### [EXERCISE GOAL]
Note how many lines hold "name" and report that number by itself.

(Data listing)

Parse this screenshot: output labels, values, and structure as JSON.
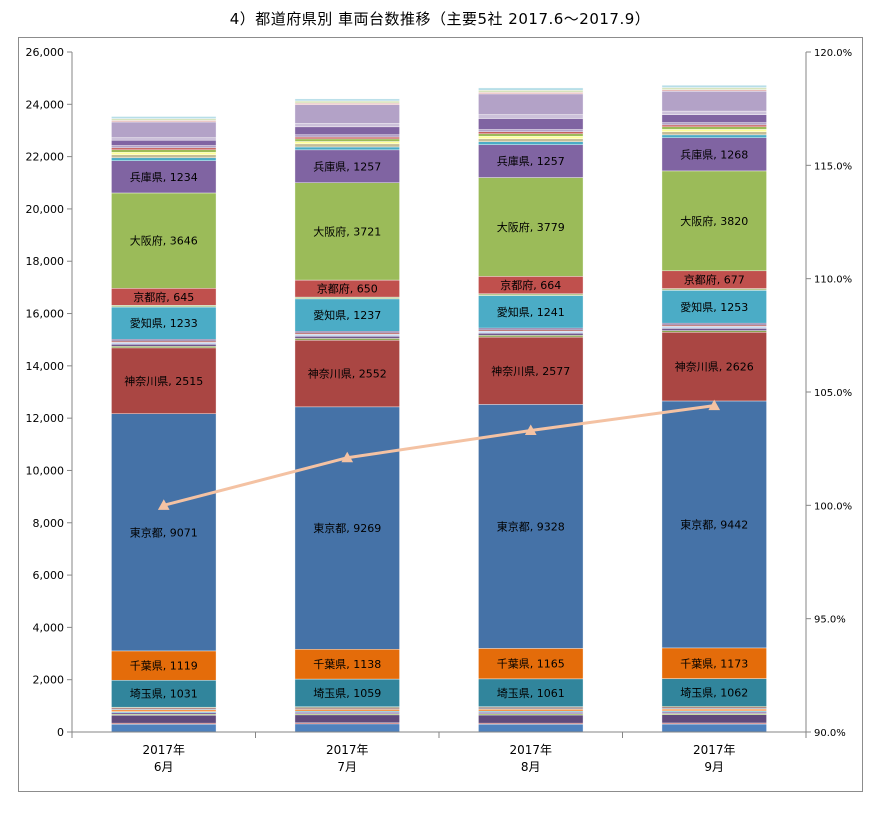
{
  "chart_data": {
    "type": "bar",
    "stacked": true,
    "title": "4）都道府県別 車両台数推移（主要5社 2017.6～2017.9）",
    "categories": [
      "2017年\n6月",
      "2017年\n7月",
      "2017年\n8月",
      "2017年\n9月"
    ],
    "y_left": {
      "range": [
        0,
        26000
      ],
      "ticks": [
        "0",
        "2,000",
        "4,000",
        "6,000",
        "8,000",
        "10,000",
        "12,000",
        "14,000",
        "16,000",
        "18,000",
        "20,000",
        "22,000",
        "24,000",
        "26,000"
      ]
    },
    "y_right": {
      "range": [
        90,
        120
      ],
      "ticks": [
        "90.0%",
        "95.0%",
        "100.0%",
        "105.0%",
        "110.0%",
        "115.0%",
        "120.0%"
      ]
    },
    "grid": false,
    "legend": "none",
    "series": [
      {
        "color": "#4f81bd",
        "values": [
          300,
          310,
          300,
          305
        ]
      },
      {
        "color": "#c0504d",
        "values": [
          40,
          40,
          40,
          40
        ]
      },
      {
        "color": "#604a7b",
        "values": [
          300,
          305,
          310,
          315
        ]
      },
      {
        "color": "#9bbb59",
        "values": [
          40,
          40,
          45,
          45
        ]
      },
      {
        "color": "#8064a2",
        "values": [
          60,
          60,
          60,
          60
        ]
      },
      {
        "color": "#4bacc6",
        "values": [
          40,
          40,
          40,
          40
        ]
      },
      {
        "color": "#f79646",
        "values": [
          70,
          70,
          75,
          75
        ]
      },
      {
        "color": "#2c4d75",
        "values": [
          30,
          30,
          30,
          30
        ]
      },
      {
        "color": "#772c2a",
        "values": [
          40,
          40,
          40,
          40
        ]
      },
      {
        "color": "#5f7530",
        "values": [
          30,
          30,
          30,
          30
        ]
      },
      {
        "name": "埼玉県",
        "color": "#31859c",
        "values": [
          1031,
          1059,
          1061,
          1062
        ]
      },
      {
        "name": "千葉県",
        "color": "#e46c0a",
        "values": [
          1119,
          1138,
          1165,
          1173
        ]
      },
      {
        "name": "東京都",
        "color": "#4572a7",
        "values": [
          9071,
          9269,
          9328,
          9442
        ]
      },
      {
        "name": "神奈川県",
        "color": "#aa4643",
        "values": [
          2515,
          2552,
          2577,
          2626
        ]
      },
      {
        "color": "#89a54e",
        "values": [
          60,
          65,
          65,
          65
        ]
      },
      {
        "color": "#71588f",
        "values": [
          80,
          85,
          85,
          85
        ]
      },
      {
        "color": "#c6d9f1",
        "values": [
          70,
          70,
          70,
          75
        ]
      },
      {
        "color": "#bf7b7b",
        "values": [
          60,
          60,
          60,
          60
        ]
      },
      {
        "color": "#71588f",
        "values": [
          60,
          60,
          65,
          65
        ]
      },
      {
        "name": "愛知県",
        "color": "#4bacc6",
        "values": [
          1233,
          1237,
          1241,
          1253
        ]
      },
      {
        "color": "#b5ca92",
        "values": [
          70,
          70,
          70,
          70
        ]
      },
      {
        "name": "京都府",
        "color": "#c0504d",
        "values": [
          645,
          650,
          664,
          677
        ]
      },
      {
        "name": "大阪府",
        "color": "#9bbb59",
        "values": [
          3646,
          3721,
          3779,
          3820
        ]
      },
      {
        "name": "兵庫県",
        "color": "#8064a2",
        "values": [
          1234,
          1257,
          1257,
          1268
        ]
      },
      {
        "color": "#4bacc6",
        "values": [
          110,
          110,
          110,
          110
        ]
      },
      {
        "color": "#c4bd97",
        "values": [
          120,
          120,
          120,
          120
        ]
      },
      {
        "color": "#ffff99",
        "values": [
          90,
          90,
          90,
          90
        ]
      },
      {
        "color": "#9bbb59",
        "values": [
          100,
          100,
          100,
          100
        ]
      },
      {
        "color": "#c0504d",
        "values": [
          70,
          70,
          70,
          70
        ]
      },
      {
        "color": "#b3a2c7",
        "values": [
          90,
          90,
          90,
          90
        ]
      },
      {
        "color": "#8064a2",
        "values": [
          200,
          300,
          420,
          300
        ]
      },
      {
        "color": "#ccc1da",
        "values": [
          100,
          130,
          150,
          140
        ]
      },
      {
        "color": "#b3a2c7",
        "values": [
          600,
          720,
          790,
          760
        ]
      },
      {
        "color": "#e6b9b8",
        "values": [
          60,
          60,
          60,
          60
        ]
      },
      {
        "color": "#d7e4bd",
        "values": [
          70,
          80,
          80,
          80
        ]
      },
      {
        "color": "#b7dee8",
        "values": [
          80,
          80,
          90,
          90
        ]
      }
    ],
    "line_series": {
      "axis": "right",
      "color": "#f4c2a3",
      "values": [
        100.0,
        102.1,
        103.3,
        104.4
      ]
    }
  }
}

### [RESULT OF THIS TASK]
8